Rows from a figure dataset
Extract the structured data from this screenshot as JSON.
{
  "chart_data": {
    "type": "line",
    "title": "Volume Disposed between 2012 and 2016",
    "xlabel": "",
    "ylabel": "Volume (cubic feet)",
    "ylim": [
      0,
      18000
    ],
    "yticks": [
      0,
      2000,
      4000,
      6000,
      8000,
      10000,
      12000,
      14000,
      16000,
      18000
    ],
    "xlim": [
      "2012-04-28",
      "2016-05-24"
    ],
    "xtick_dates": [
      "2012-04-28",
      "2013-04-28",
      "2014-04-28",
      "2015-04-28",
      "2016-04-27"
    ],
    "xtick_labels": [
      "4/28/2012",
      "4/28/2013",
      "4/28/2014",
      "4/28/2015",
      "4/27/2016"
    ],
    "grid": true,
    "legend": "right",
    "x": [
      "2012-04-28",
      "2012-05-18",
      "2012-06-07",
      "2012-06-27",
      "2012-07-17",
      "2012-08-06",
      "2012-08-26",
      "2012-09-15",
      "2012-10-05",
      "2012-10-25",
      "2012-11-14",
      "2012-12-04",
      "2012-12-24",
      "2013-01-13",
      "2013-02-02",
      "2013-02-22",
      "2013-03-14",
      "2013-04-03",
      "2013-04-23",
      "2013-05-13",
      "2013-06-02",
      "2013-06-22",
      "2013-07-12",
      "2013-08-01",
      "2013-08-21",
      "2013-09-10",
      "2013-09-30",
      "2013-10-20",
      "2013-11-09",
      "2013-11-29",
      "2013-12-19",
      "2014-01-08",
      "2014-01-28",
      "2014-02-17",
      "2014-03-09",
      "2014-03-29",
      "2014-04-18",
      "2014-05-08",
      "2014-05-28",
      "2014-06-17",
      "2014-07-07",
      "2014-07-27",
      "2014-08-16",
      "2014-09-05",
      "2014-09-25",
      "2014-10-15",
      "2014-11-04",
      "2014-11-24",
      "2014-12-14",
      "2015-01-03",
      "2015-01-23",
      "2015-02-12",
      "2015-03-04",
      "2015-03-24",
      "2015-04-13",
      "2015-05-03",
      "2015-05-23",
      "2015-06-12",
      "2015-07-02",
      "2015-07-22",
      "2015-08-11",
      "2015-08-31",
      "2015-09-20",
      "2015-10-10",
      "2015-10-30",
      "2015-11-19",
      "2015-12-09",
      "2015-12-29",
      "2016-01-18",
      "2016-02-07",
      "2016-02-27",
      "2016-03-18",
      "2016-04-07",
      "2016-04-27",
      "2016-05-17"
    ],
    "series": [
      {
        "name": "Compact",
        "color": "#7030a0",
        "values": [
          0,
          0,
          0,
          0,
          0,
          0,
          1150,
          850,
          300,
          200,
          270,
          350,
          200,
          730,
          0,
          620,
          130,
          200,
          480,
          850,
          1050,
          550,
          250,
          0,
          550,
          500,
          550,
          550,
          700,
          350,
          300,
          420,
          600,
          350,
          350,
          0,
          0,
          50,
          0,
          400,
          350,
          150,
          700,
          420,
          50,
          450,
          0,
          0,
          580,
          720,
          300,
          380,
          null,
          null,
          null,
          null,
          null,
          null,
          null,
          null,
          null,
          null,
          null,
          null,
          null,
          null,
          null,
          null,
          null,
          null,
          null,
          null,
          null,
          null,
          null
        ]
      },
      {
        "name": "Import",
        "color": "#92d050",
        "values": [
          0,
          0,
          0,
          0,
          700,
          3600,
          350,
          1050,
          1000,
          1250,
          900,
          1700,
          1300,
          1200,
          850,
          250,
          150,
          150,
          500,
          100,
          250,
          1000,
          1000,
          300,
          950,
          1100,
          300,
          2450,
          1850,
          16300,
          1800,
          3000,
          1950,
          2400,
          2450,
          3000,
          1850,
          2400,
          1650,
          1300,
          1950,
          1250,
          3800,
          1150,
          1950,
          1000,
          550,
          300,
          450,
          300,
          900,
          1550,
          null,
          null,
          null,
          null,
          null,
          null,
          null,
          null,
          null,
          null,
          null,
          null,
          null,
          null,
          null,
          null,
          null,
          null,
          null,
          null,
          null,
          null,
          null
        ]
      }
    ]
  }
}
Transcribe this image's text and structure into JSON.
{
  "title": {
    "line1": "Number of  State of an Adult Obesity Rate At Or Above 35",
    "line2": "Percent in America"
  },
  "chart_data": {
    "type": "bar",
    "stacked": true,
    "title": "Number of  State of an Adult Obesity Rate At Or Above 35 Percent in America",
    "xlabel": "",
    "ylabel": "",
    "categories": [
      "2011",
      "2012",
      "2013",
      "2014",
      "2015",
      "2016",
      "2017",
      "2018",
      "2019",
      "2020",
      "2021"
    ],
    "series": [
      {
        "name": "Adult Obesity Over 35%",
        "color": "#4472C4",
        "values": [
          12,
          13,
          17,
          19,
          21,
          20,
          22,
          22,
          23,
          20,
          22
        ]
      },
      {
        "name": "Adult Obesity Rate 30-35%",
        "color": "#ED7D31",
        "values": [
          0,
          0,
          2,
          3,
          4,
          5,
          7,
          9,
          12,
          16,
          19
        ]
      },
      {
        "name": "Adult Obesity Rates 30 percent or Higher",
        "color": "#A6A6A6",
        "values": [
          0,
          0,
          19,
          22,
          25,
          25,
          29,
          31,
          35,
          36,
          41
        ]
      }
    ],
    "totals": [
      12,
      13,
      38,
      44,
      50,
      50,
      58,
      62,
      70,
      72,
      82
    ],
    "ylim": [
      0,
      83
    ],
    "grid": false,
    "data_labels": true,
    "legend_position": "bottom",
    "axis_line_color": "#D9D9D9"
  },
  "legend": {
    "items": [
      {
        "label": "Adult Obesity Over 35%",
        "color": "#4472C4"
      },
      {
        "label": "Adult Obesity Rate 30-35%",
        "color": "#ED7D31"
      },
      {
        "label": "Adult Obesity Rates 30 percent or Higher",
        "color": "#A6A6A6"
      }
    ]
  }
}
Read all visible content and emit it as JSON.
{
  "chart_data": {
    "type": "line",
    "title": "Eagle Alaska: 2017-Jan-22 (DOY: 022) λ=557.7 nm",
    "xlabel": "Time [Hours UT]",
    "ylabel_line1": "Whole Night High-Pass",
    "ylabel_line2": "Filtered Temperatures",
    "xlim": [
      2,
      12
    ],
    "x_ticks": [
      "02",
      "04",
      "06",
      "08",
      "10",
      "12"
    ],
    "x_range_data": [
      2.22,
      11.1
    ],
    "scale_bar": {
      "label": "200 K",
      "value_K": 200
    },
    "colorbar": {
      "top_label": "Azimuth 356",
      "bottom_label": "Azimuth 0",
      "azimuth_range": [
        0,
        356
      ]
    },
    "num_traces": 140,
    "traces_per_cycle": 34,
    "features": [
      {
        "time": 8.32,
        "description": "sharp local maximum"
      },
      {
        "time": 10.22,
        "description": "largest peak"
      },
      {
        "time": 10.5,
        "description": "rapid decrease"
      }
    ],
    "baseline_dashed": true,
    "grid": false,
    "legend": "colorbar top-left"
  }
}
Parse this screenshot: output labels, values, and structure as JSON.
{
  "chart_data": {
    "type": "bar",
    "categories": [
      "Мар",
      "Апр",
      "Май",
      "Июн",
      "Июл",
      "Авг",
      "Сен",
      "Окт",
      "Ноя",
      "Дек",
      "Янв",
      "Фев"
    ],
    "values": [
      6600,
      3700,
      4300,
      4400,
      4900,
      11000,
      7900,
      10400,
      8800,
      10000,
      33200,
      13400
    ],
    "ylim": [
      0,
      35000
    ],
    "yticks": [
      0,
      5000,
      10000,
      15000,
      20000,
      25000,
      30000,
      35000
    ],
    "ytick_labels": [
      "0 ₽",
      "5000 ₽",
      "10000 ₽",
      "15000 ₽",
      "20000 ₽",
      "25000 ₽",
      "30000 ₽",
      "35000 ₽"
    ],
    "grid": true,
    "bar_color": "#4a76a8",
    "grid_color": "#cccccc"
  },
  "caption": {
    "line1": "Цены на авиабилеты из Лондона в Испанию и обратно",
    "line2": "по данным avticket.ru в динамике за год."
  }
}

• **What is needed**
Which lines hold the string "JSON"? Copy all of them from the data above.

• **Exercise solution**
Extract the structured data from this screenshot as JSON.
Transcribe this image's text and structure into JSON.
Read all visible content and emit it as JSON.
Parse this screenshot: output labels, values, and structure as JSON.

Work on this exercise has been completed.